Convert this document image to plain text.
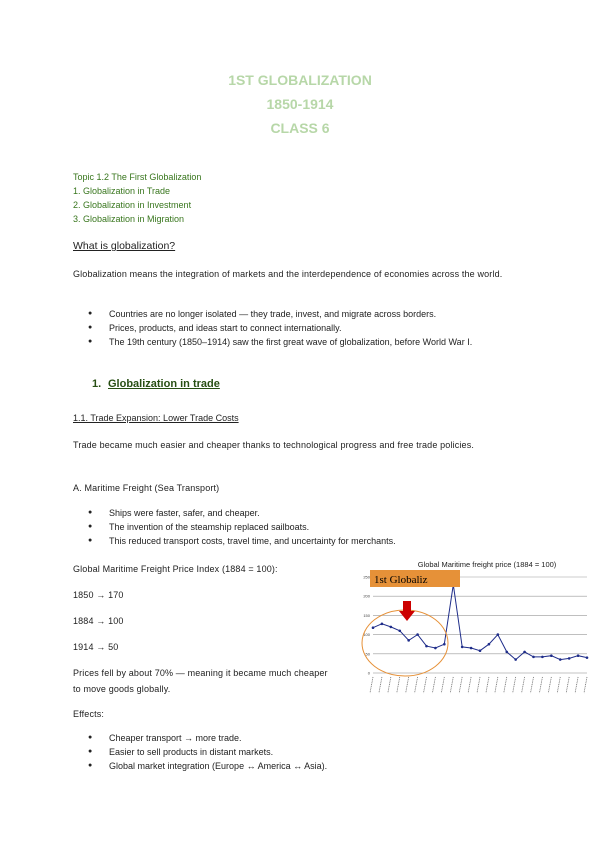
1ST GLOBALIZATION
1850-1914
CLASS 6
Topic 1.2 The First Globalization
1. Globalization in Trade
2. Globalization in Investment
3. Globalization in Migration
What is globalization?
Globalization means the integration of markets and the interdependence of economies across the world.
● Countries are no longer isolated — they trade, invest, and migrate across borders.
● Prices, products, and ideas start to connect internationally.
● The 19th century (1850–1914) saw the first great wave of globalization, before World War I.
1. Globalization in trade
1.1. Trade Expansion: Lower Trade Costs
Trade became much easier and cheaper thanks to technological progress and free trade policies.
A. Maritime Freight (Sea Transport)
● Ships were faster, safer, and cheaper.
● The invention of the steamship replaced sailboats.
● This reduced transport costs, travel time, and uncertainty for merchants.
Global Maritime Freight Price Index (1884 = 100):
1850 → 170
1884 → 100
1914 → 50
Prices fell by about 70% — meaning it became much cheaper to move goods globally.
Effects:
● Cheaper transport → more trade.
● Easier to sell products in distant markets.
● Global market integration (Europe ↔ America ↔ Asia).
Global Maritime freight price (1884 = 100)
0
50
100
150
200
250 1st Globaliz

(Request):
Give the data above again in full and unchanged, skipping the pictures.

(Full answer):
Convert this document image to plain text.
1ST GLOBALIZATION
1850-1914
CLASS 6
Topic 1.2 The First Globalization
1. Globalization in Trade
2. Globalization in Investment
3. Globalization in Migration
What is globalization?
Globalization means the integration of markets and the interdependence of economies across the world.
● Countries are no longer isolated — they trade, invest, and migrate across borders.
● Prices, products, and ideas start to connect internationally.
● The 19th century (1850–1914) saw the first great wave of globalization, before World War I.
1. Globalization in trade
1.1. Trade Expansion: Lower Trade Costs
Trade became much easier and cheaper thanks to technological progress and free trade policies.
A. Maritime Freight (Sea Transport)
● Ships were faster, safer, and cheaper.
● The invention of the steamship replaced sailboats.
● This reduced transport costs, travel time, and uncertainty for merchants.
Global Maritime Freight Price Index (1884 = 100):
1850 → 170
1884 → 100
1914 → 50
Prices fell by about 70% — meaning it became much cheaper to move goods globally.
Effects:
● Cheaper transport → more trade.
● Easier to sell products in distant markets.
● Global market integration (Europe ↔ America ↔ Asia).
Global Maritime freight price (1884 = 100)
0
50
100
150
200
250 1st Globaliz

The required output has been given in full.